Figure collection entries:

========

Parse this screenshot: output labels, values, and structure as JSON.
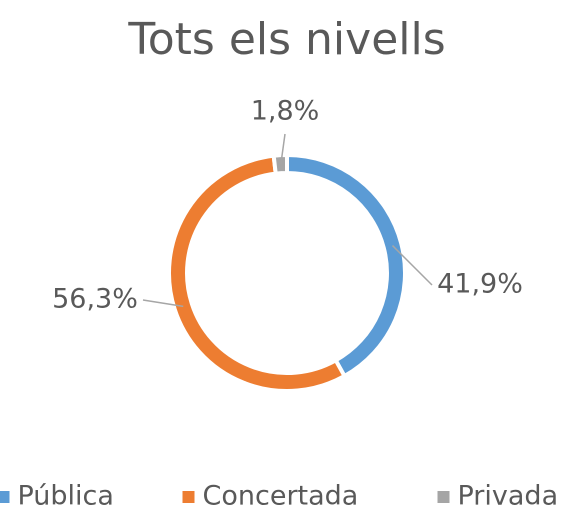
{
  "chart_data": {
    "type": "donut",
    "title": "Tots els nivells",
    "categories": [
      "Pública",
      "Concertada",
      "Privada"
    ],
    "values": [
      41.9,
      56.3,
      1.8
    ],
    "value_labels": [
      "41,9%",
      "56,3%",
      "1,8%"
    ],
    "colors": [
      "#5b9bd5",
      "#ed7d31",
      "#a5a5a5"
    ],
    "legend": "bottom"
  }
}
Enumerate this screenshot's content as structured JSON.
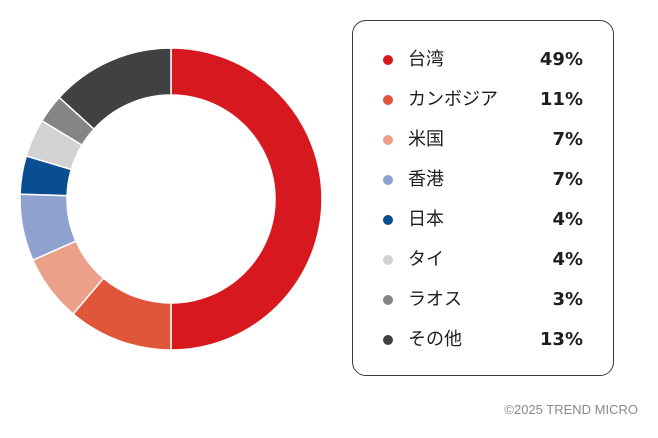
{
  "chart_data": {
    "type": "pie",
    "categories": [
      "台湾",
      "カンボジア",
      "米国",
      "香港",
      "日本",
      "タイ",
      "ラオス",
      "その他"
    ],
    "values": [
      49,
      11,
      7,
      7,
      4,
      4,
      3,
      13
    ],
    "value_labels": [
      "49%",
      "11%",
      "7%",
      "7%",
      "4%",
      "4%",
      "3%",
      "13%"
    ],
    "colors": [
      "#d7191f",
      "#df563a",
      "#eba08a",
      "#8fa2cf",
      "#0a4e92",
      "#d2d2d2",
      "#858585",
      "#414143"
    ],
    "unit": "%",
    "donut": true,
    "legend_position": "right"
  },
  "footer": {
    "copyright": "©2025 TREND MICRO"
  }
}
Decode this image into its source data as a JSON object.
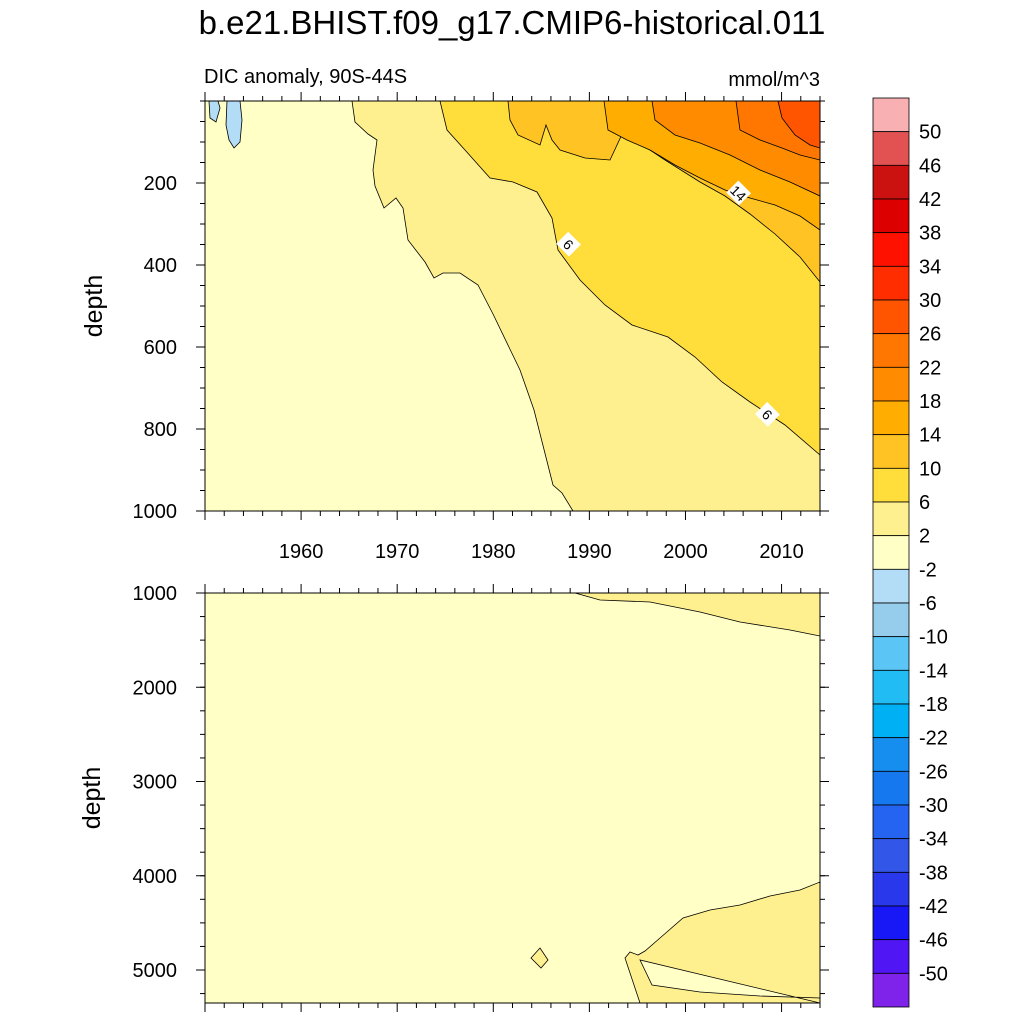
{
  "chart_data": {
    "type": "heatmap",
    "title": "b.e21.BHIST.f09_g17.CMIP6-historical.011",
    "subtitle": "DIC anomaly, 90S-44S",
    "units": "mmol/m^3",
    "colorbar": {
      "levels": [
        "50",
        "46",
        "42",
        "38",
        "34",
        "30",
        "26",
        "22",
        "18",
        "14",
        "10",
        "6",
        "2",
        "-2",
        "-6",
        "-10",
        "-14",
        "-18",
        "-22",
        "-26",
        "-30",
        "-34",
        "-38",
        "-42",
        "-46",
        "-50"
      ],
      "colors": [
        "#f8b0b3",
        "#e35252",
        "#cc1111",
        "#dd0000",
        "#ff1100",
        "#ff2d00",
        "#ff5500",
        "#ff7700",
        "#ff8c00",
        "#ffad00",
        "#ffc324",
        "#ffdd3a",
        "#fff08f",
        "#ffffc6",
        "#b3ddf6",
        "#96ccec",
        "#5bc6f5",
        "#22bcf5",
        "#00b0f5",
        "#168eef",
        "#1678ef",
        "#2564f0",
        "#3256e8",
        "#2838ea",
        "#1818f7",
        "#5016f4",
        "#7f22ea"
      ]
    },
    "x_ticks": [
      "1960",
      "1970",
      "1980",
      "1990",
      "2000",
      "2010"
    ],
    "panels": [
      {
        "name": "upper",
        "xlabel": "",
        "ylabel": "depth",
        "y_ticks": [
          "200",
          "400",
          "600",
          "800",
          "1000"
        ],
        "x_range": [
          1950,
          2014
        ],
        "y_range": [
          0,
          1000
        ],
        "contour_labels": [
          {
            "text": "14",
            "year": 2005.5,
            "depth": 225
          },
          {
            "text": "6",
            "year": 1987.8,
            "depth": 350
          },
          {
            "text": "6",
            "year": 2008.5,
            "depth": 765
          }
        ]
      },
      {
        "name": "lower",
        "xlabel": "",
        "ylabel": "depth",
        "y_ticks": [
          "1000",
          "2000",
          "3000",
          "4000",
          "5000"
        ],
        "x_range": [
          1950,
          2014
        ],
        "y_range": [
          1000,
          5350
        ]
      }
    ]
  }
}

========

**Instruction**
Exclude the pictures and transcribe all of the entries exactly.

**Result of the task**
Parse this screenshot: output labels, values, and structure as JSON.
{
  "chart_data": {
    "type": "donut",
    "title": "Tots els nivells",
    "categories": [
      "Pública",
      "Concertada",
      "Privada"
    ],
    "values": [
      41.9,
      56.3,
      1.8
    ],
    "value_labels": [
      "41,9%",
      "56,3%",
      "1,8%"
    ],
    "colors": [
      "#5b9bd5",
      "#ed7d31",
      "#a5a5a5"
    ],
    "legend": "bottom"
  }
}
Enumerate this screenshot's content as structured JSON.
{
  "chart_data": {
    "type": "pie",
    "categories": [
      "台湾",
      "カンボジア",
      "米国",
      "香港",
      "日本",
      "タイ",
      "ラオス",
      "その他"
    ],
    "values": [
      49,
      11,
      7,
      7,
      4,
      4,
      3,
      13
    ],
    "value_labels": [
      "49%",
      "11%",
      "7%",
      "7%",
      "4%",
      "4%",
      "3%",
      "13%"
    ],
    "colors": [
      "#d7191f",
      "#df563a",
      "#eba08a",
      "#8fa2cf",
      "#0a4e92",
      "#d2d2d2",
      "#858585",
      "#414143"
    ],
    "unit": "%",
    "donut": true,
    "legend_position": "right"
  },
  "footer": {
    "copyright": "©2025 TREND MICRO"
  }
}
Decode this image into its source data as a JSON object.
{
  "chart_data": {
    "type": "heatmap",
    "title": "b.e21.BHIST.f09_g17.CMIP6-historical.011",
    "subtitle": "DIC anomaly, 90S-44S",
    "units": "mmol/m^3",
    "colorbar": {
      "levels": [
        "50",
        "46",
        "42",
        "38",
        "34",
        "30",
        "26",
        "22",
        "18",
        "14",
        "10",
        "6",
        "2",
        "-2",
        "-6",
        "-10",
        "-14",
        "-18",
        "-22",
        "-26",
        "-30",
        "-34",
        "-38",
        "-42",
        "-46",
        "-50"
      ],
      "colors": [
        "#f8b0b3",
        "#e35252",
        "#cc1111",
        "#dd0000",
        "#ff1100",
        "#ff2d00",
        "#ff5500",
        "#ff7700",
        "#ff8c00",
        "#ffad00",
        "#ffc324",
        "#ffdd3a",
        "#fff08f",
        "#ffffc6",
        "#b3ddf6",
        "#96ccec",
        "#5bc6f5",
        "#22bcf5",
        "#00b0f5",
        "#168eef",
        "#1678ef",
        "#2564f0",
        "#3256e8",
        "#2838ea",
        "#1818f7",
        "#5016f4",
        "#7f22ea"
      ]
    },
    "x_ticks": [
      "1960",
      "1970",
      "1980",
      "1990",
      "2000",
      "2010"
    ],
    "panels": [
      {
        "name": "upper",
        "xlabel": "",
        "ylabel": "depth",
        "y_ticks": [
          "200",
          "400",
          "600",
          "800",
          "1000"
        ],
        "x_range": [
          1950,
          2014
        ],
        "y_range": [
          0,
          1000
        ],
        "contour_labels": [
          {
            "text": "14",
            "year": 2005.5,
            "depth": 225
          },
          {
            "text": "6",
            "year": 1987.8,
            "depth": 350
          },
          {
            "text": "6",
            "year": 2008.5,
            "depth": 765
          }
        ]
      },
      {
        "name": "lower",
        "xlabel": "",
        "ylabel": "depth",
        "y_ticks": [
          "1000",
          "2000",
          "3000",
          "4000",
          "5000"
        ],
        "x_range": [
          1950,
          2014
        ],
        "y_range": [
          1000,
          5350
        ]
      }
    ]
  }
}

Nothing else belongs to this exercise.